» Brief
Please transcribe the records precisely; pictures stay out of your copy.

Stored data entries

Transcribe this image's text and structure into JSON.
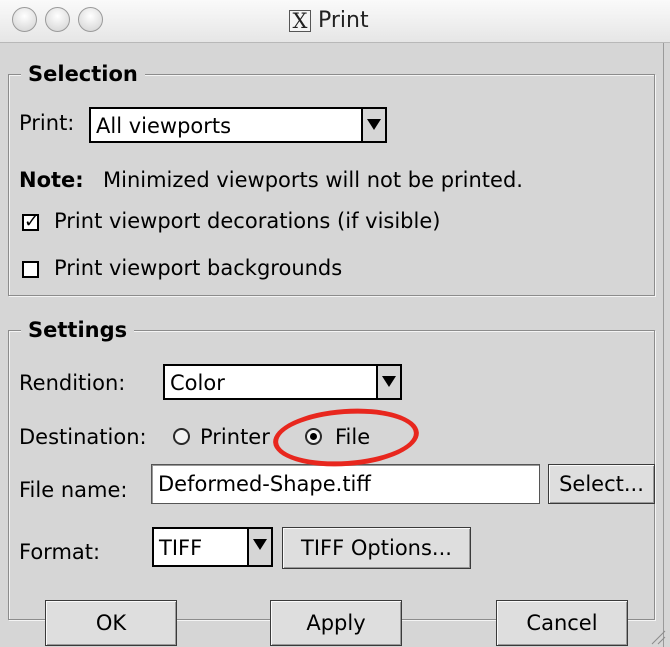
{
  "window": {
    "title": "Print"
  },
  "selection": {
    "title": "Selection",
    "print_label": "Print:",
    "print_value": "All viewports",
    "note_bold": "Note:",
    "note_text": "Minimized viewports will not be printed.",
    "decorations_label": "Print viewport decorations (if visible)",
    "decorations_checked": true,
    "backgrounds_label": "Print viewport backgrounds",
    "backgrounds_checked": false,
    "check_mark": "✓"
  },
  "settings": {
    "title": "Settings",
    "rendition_label": "Rendition:",
    "rendition_value": "Color",
    "destination_label": "Destination:",
    "destination_printer": "Printer",
    "destination_file": "File",
    "destination_selected": "File",
    "filename_label": "File name:",
    "filename_value": "Deformed-Shape.tiff",
    "select_button": "Select...",
    "format_label": "Format:",
    "format_value": "TIFF",
    "tiff_options_button": "TIFF Options..."
  },
  "buttons": {
    "ok": "OK",
    "apply": "Apply",
    "cancel": "Cancel"
  },
  "annotation": {
    "color": "#e8271e",
    "target": "File"
  },
  "icons": {
    "x_logo": "X"
  }
}
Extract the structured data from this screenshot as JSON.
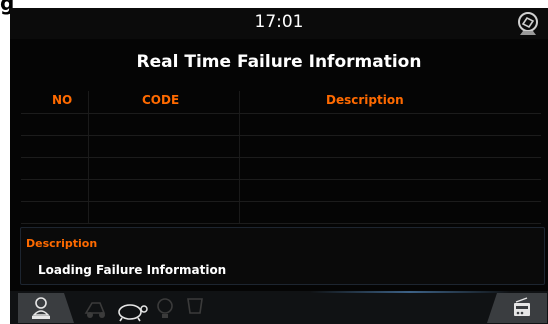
{
  "corner_label": "g",
  "header": {
    "time": "17:01"
  },
  "page": {
    "title": "Real Time Failure Information"
  },
  "table": {
    "columns": [
      "NO",
      "CODE",
      "Description"
    ],
    "rows": []
  },
  "description": {
    "label": "Description",
    "text": "Loading Failure Information"
  },
  "colors": {
    "accent": "#ff6a00",
    "background": "#050505",
    "text": "#ffffff"
  },
  "icons": {
    "top_right": "reset-icon",
    "bottom": [
      "operator-icon",
      "machine-icon",
      "turtle-icon",
      "bulb-icon",
      "cup-icon",
      "radio-icon"
    ]
  }
}
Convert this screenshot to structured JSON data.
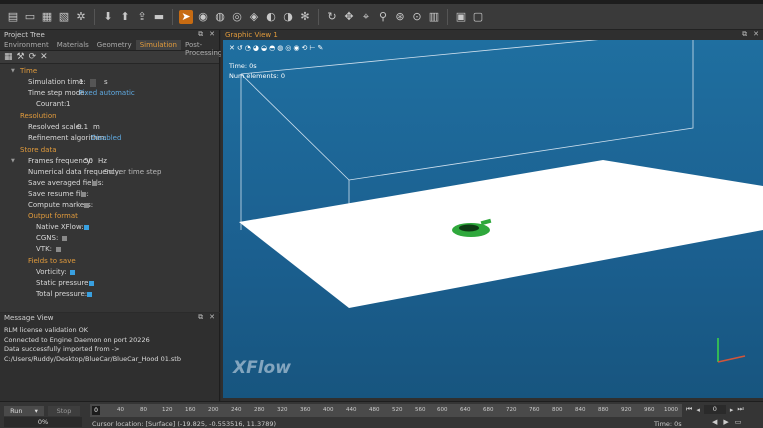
{
  "project_tree": {
    "title": "Project Tree",
    "tabs": [
      "Environment",
      "Materials",
      "Geometry",
      "Simulation",
      "Post-Processing"
    ],
    "active_tab": "Simulation",
    "time_section": "Time",
    "simulation_time_label": "Simulation time:",
    "simulation_time_value": "1",
    "simulation_time_unit": "s",
    "time_step_mode_label": "Time step mode:",
    "time_step_mode_value": "Fixed automatic",
    "courant_label": "Courant:",
    "courant_value": "1",
    "resolution_section": "Resolution",
    "resolved_scale_label": "Resolved scale:",
    "resolved_scale_value": "0.1",
    "resolved_scale_unit": "m",
    "refinement_label": "Refinement algorithm:",
    "refinement_value": "Disabled",
    "store_section": "Store data",
    "frames_freq_label": "Frames frequency:",
    "frames_freq_value": "50",
    "frames_freq_unit": "Hz",
    "numerical_freq_label": "Numerical data frequency:",
    "numerical_freq_value": "Solver time step",
    "save_averaged_label": "Save averaged fields:",
    "save_resume_label": "Save resume file:",
    "compute_markers_label": "Compute markers:",
    "output_format_section": "Output format",
    "native_label": "Native XFlow:",
    "cgns_label": "CGNS:",
    "vtk_label": "VTK:",
    "fields_section": "Fields to save",
    "vorticity_label": "Vorticity:",
    "static_pressure_label": "Static pressure:",
    "total_pressure_label": "Total pressure:"
  },
  "message_view": {
    "title": "Message View",
    "lines": [
      "RLM license validation OK",
      "Connected to Engine Daemon on port 20226",
      "Data successfully imported from ->",
      "C:/Users/Ruddy/Desktop/BlueCar/BlueCar_Hood 01.stb"
    ]
  },
  "graphic_view": {
    "title": "Graphic View 1",
    "time_text": "Time: 0s",
    "elements_text": "Num elements: 0",
    "logo": "XFlow"
  },
  "bottom": {
    "run_label": "Run",
    "stop_label": "Stop",
    "progress_text": "0%",
    "timeline_start": "0",
    "ticks": [
      "40",
      "80",
      "120",
      "160",
      "200",
      "240",
      "280",
      "320",
      "360",
      "400",
      "440",
      "480",
      "520",
      "560",
      "600",
      "640",
      "680",
      "720",
      "760",
      "800",
      "840",
      "880",
      "920",
      "960",
      "1000"
    ],
    "frame_value": "0",
    "cursor_location": "Cursor location: [Surface] (-19.825, -0.553516, 11.3789)",
    "time_right": "Time: 0s"
  },
  "colors": {
    "accent": "#e09a3c",
    "link": "#5fa9e0",
    "viewport": "#1b5f8f",
    "car": "#2fa83c"
  }
}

» Result of the task
Transcribe this image's text and structure into JSON.
{
  "window": {
    "title": "Print"
  },
  "selection": {
    "title": "Selection",
    "print_label": "Print:",
    "print_value": "All viewports",
    "note_bold": "Note:",
    "note_text": "Minimized viewports will not be printed.",
    "decorations_label": "Print viewport decorations (if visible)",
    "decorations_checked": true,
    "backgrounds_label": "Print viewport backgrounds",
    "backgrounds_checked": false,
    "check_mark": "✓"
  },
  "settings": {
    "title": "Settings",
    "rendition_label": "Rendition:",
    "rendition_value": "Color",
    "destination_label": "Destination:",
    "destination_printer": "Printer",
    "destination_file": "File",
    "destination_selected": "File",
    "filename_label": "File name:",
    "filename_value": "Deformed-Shape.tiff",
    "select_button": "Select...",
    "format_label": "Format:",
    "format_value": "TIFF",
    "tiff_options_button": "TIFF Options..."
  },
  "buttons": {
    "ok": "OK",
    "apply": "Apply",
    "cancel": "Cancel"
  },
  "annotation": {
    "color": "#e8271e",
    "target": "File"
  },
  "icons": {
    "x_logo": "X"
  }
}
Extract the structured data from this screenshot as JSON.
{
  "corner_label": "g",
  "header": {
    "time": "17:01"
  },
  "page": {
    "title": "Real Time Failure Information"
  },
  "table": {
    "columns": [
      "NO",
      "CODE",
      "Description"
    ],
    "rows": []
  },
  "description": {
    "label": "Description",
    "text": "Loading Failure Information"
  },
  "colors": {
    "accent": "#ff6a00",
    "background": "#050505",
    "text": "#ffffff"
  },
  "icons": {
    "top_right": "reset-icon",
    "bottom": [
      "operator-icon",
      "machine-icon",
      "turtle-icon",
      "bulb-icon",
      "cup-icon",
      "radio-icon"
    ]
  }
}
Convert this screenshot to structured JSON data.
{
  "project_tree": {
    "title": "Project Tree",
    "tabs": [
      "Environment",
      "Materials",
      "Geometry",
      "Simulation",
      "Post-Processing"
    ],
    "active_tab": "Simulation",
    "time_section": "Time",
    "simulation_time_label": "Simulation time:",
    "simulation_time_value": "1",
    "simulation_time_unit": "s",
    "time_step_mode_label": "Time step mode:",
    "time_step_mode_value": "Fixed automatic",
    "courant_label": "Courant:",
    "courant_value": "1",
    "resolution_section": "Resolution",
    "resolved_scale_label": "Resolved scale:",
    "resolved_scale_value": "0.1",
    "resolved_scale_unit": "m",
    "refinement_label": "Refinement algorithm:",
    "refinement_value": "Disabled",
    "store_section": "Store data",
    "frames_freq_label": "Frames frequency:",
    "frames_freq_value": "50",
    "frames_freq_unit": "Hz",
    "numerical_freq_label": "Numerical data frequency:",
    "numerical_freq_value": "Solver time step",
    "save_averaged_label": "Save averaged fields:",
    "save_resume_label": "Save resume file:",
    "compute_markers_label": "Compute markers:",
    "output_format_section": "Output format",
    "native_label": "Native XFlow:",
    "cgns_label": "CGNS:",
    "vtk_label": "VTK:",
    "fields_section": "Fields to save",
    "vorticity_label": "Vorticity:",
    "static_pressure_label": "Static pressure:",
    "total_pressure_label": "Total pressure:"
  },
  "message_view": {
    "title": "Message View",
    "lines": [
      "RLM license validation OK",
      "Connected to Engine Daemon on port 20226",
      "Data successfully imported from ->",
      "C:/Users/Ruddy/Desktop/BlueCar/BlueCar_Hood 01.stb"
    ]
  },
  "graphic_view": {
    "title": "Graphic View 1",
    "time_text": "Time: 0s",
    "elements_text": "Num elements: 0",
    "logo": "XFlow"
  },
  "bottom": {
    "run_label": "Run",
    "stop_label": "Stop",
    "progress_text": "0%",
    "timeline_start": "0",
    "ticks": [
      "40",
      "80",
      "120",
      "160",
      "200",
      "240",
      "280",
      "320",
      "360",
      "400",
      "440",
      "480",
      "520",
      "560",
      "600",
      "640",
      "680",
      "720",
      "760",
      "800",
      "840",
      "880",
      "920",
      "960",
      "1000"
    ],
    "frame_value": "0",
    "cursor_location": "Cursor location: [Surface] (-19.825, -0.553516, 11.3789)",
    "time_right": "Time: 0s"
  },
  "colors": {
    "accent": "#e09a3c",
    "link": "#5fa9e0",
    "viewport": "#1b5f8f",
    "car": "#2fa83c"
  }
}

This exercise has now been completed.